(Items from a dataset)
----------------------------------------

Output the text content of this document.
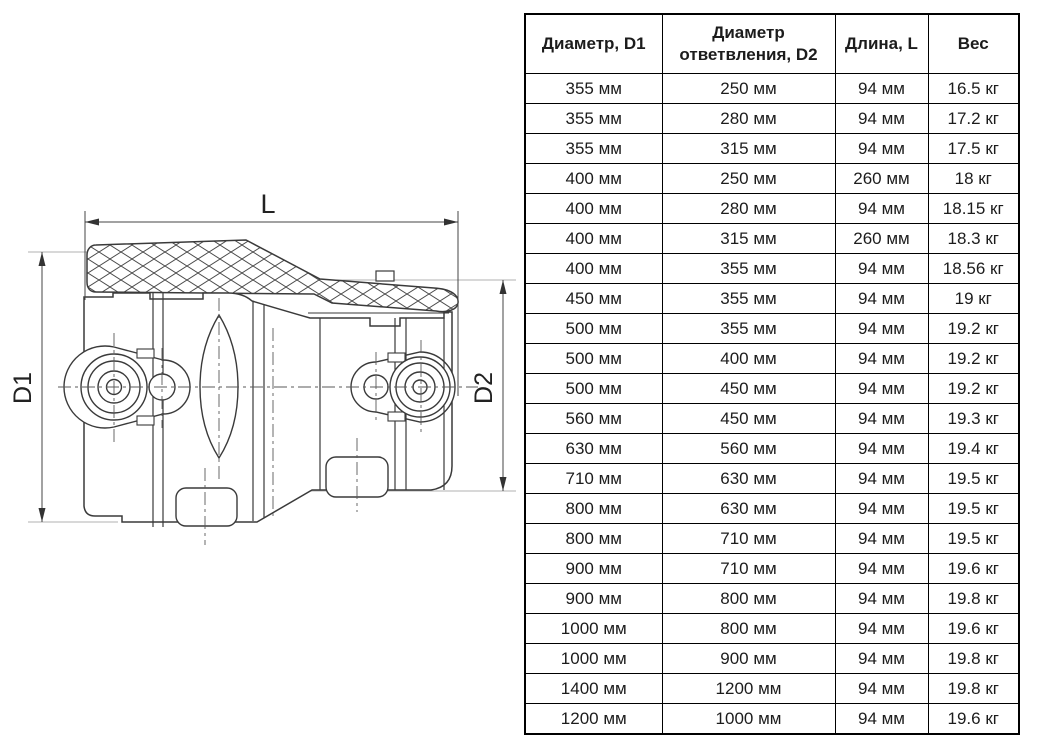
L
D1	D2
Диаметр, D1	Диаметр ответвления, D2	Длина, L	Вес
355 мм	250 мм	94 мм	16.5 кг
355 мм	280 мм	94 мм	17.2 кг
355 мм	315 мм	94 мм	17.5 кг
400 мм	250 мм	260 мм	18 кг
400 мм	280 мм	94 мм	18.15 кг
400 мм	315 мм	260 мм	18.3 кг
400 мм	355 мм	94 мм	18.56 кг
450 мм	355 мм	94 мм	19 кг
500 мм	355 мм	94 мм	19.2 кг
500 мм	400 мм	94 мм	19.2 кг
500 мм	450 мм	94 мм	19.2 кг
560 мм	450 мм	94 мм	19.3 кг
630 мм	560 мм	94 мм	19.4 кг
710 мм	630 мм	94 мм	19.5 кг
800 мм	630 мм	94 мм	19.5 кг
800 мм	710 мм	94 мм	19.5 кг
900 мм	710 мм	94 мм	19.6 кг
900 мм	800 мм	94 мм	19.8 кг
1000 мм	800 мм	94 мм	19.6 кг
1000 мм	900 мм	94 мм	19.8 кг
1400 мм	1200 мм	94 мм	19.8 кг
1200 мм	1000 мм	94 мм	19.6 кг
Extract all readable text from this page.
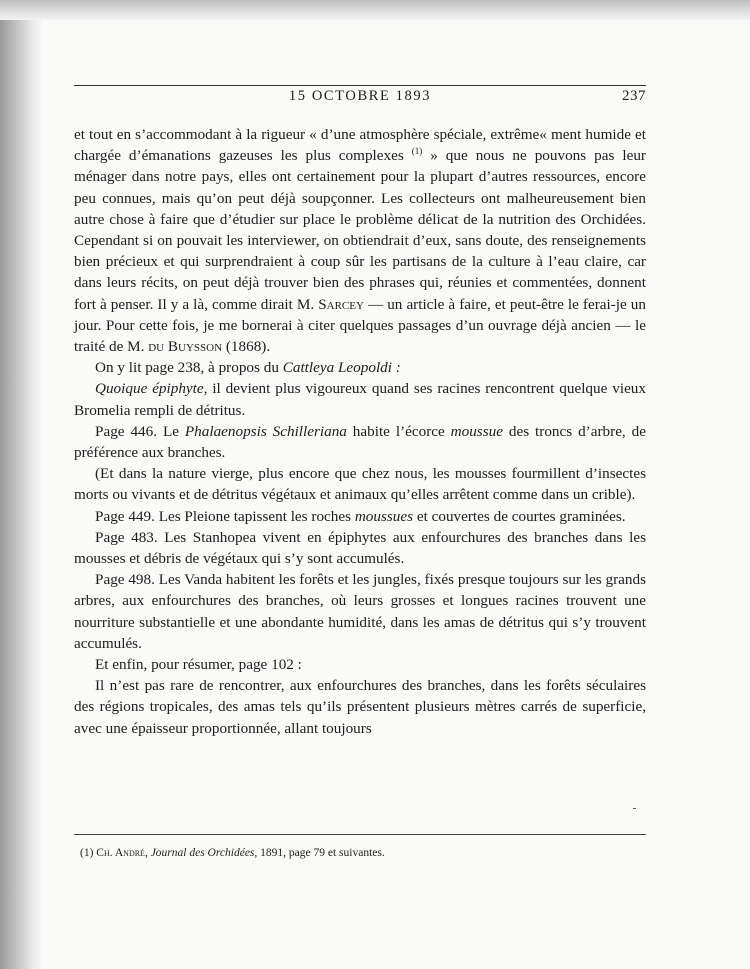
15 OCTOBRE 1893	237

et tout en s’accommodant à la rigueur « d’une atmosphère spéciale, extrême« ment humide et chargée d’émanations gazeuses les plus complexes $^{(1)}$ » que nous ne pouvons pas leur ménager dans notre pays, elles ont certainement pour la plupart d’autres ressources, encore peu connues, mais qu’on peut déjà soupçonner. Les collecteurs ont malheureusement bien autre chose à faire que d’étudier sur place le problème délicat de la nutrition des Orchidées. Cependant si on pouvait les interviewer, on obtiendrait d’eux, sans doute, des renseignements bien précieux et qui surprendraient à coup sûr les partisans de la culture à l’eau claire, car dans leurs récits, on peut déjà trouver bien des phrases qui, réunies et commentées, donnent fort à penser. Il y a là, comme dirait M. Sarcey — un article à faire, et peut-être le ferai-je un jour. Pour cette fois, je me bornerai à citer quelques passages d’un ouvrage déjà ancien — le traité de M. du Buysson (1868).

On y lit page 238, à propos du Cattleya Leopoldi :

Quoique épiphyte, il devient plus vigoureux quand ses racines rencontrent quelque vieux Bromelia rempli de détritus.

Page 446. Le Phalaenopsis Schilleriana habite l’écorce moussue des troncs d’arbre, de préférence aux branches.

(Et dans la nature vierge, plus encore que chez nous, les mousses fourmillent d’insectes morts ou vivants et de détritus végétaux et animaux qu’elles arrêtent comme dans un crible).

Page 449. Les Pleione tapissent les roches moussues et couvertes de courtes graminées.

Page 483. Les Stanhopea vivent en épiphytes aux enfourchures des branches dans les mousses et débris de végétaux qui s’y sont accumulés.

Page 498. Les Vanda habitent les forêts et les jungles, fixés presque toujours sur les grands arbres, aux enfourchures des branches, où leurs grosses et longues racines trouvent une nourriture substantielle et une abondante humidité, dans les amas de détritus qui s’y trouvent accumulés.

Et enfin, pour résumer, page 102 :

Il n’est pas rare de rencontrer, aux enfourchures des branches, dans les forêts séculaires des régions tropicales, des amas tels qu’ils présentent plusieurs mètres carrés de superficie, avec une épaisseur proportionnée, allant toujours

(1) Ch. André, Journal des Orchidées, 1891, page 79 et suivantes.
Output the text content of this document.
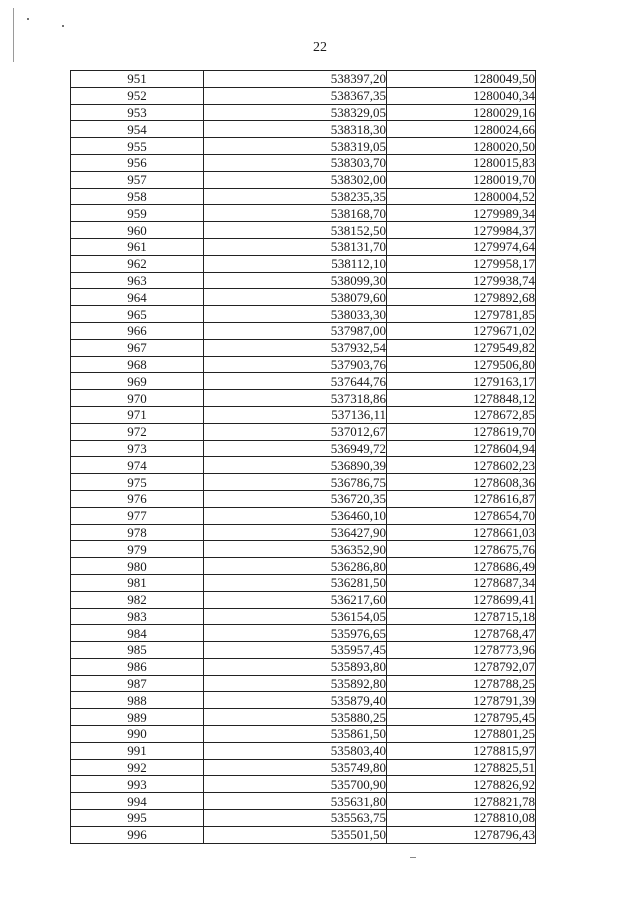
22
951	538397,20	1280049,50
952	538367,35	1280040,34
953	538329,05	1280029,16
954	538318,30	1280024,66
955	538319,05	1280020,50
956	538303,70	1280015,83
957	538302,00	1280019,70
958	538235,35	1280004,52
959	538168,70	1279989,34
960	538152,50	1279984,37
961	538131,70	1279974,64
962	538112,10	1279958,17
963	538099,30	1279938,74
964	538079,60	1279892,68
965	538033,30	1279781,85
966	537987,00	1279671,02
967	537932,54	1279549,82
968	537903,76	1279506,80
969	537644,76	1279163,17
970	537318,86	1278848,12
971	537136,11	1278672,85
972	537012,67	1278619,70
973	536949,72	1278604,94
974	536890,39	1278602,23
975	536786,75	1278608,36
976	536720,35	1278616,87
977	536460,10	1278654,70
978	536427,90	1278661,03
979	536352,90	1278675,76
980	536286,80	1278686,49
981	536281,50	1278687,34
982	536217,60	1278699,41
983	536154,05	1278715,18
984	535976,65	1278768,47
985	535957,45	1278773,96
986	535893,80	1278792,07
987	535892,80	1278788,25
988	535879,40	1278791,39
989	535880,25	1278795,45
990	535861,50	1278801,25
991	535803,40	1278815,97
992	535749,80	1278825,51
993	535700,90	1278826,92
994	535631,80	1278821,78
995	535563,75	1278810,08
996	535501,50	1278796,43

----------------------------------------

Exercise ▸ Leave out the pictures and give the rest of the records again exactly.

Answer for the task ▸
Output the text content of this document.
L
D1	D2
Диаметр, D1	Диаметр ответвления, D2	Длина, L	Вес
355 мм	250 мм	94 мм	16.5 кг
355 мм	280 мм	94 мм	17.2 кг
355 мм	315 мм	94 мм	17.5 кг
400 мм	250 мм	260 мм	18 кг
400 мм	280 мм	94 мм	18.15 кг
400 мм	315 мм	260 мм	18.3 кг
400 мм	355 мм	94 мм	18.56 кг
450 мм	355 мм	94 мм	19 кг
500 мм	355 мм	94 мм	19.2 кг
500 мм	400 мм	94 мм	19.2 кг
500 мм	450 мм	94 мм	19.2 кг
560 мм	450 мм	94 мм	19.3 кг
630 мм	560 мм	94 мм	19.4 кг
710 мм	630 мм	94 мм	19.5 кг
800 мм	630 мм	94 мм	19.5 кг
800 мм	710 мм	94 мм	19.5 кг
900 мм	710 мм	94 мм	19.6 кг
900 мм	800 мм	94 мм	19.8 кг
1000 мм	800 мм	94 мм	19.6 кг
1000 мм	900 мм	94 мм	19.8 кг
1400 мм	1200 мм	94 мм	19.8 кг
1200 мм	1000 мм	94 мм	19.6 кг
Extract all readable text from this page.
15 OCTOBRE 1893	237

et tout en s’accommodant à la rigueur « d’une atmosphère spéciale, extrême« ment humide et chargée d’émanations gazeuses les plus complexes $^{(1)}$ » que nous ne pouvons pas leur ménager dans notre pays, elles ont certainement pour la plupart d’autres ressources, encore peu connues, mais qu’on peut déjà soupçonner. Les collecteurs ont malheureusement bien autre chose à faire que d’étudier sur place le problème délicat de la nutrition des Orchidées. Cependant si on pouvait les interviewer, on obtiendrait d’eux, sans doute, des renseignements bien précieux et qui surprendraient à coup sûr les partisans de la culture à l’eau claire, car dans leurs récits, on peut déjà trouver bien des phrases qui, réunies et commentées, donnent fort à penser. Il y a là, comme dirait M. Sarcey — un article à faire, et peut-être le ferai-je un jour. Pour cette fois, je me bornerai à citer quelques passages d’un ouvrage déjà ancien — le traité de M. du Buysson (1868).

On y lit page 238, à propos du Cattleya Leopoldi :

Quoique épiphyte, il devient plus vigoureux quand ses racines rencontrent quelque vieux Bromelia rempli de détritus.

Page 446. Le Phalaenopsis Schilleriana habite l’écorce moussue des troncs d’arbre, de préférence aux branches.

(Et dans la nature vierge, plus encore que chez nous, les mousses fourmillent d’insectes morts ou vivants et de détritus végétaux et animaux qu’elles arrêtent comme dans un crible).

Page 449. Les Pleione tapissent les roches moussues et couvertes de courtes graminées.

Page 483. Les Stanhopea vivent en épiphytes aux enfourchures des branches dans les mousses et débris de végétaux qui s’y sont accumulés.

Page 498. Les Vanda habitent les forêts et les jungles, fixés presque toujours sur les grands arbres, aux enfourchures des branches, où leurs grosses et longues racines trouvent une nourriture substantielle et une abondante humidité, dans les amas de détritus qui s’y trouvent accumulés.

Et enfin, pour résumer, page 102 :

Il n’est pas rare de rencontrer, aux enfourchures des branches, dans les forêts séculaires des régions tropicales, des amas tels qu’ils présentent plusieurs mètres carrés de superficie, avec une épaisseur proportionnée, allant toujours

(1) Ch. André, Journal des Orchidées, 1891, page 79 et suivantes.
Output the text content of this document.
22
951	538397,20	1280049,50
952	538367,35	1280040,34
953	538329,05	1280029,16
954	538318,30	1280024,66
955	538319,05	1280020,50
956	538303,70	1280015,83
957	538302,00	1280019,70
958	538235,35	1280004,52
959	538168,70	1279989,34
960	538152,50	1279984,37
961	538131,70	1279974,64
962	538112,10	1279958,17
963	538099,30	1279938,74
964	538079,60	1279892,68
965	538033,30	1279781,85
966	537987,00	1279671,02
967	537932,54	1279549,82
968	537903,76	1279506,80
969	537644,76	1279163,17
970	537318,86	1278848,12
971	537136,11	1278672,85
972	537012,67	1278619,70
973	536949,72	1278604,94
974	536890,39	1278602,23
975	536786,75	1278608,36
976	536720,35	1278616,87
977	536460,10	1278654,70
978	536427,90	1278661,03
979	536352,90	1278675,76
980	536286,80	1278686,49
981	536281,50	1278687,34
982	536217,60	1278699,41
983	536154,05	1278715,18
984	535976,65	1278768,47
985	535957,45	1278773,96
986	535893,80	1278792,07
987	535892,80	1278788,25
988	535879,40	1278791,39
989	535880,25	1278795,45
990	535861,50	1278801,25
991	535803,40	1278815,97
992	535749,80	1278825,51
993	535700,90	1278826,92
994	535631,80	1278821,78
995	535563,75	1278810,08
996	535501,50	1278796,43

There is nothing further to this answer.